▶ Exercise details
Write the count of lines that contain the word "майнинга" and nothing else.

▶ Data provided
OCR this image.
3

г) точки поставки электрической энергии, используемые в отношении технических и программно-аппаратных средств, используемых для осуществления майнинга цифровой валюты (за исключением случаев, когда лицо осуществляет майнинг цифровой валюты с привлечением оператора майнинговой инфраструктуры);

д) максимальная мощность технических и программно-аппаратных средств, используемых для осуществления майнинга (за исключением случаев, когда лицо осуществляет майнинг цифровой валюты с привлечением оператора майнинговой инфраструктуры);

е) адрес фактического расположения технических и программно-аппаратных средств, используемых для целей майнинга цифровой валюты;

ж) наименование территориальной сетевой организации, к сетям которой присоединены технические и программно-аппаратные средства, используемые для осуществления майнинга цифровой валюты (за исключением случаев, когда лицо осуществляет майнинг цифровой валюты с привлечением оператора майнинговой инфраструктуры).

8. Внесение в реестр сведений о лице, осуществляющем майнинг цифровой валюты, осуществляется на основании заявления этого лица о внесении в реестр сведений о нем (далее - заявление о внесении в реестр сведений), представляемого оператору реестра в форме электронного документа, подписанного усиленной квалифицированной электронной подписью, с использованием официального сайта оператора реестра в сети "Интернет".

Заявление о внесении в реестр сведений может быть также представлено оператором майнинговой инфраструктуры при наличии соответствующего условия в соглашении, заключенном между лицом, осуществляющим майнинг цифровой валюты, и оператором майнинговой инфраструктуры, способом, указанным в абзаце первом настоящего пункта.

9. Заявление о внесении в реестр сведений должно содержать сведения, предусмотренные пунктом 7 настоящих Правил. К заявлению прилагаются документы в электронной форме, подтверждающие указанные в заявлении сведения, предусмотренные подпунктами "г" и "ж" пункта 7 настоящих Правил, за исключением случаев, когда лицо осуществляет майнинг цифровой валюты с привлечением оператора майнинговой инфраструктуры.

▶ Written response
4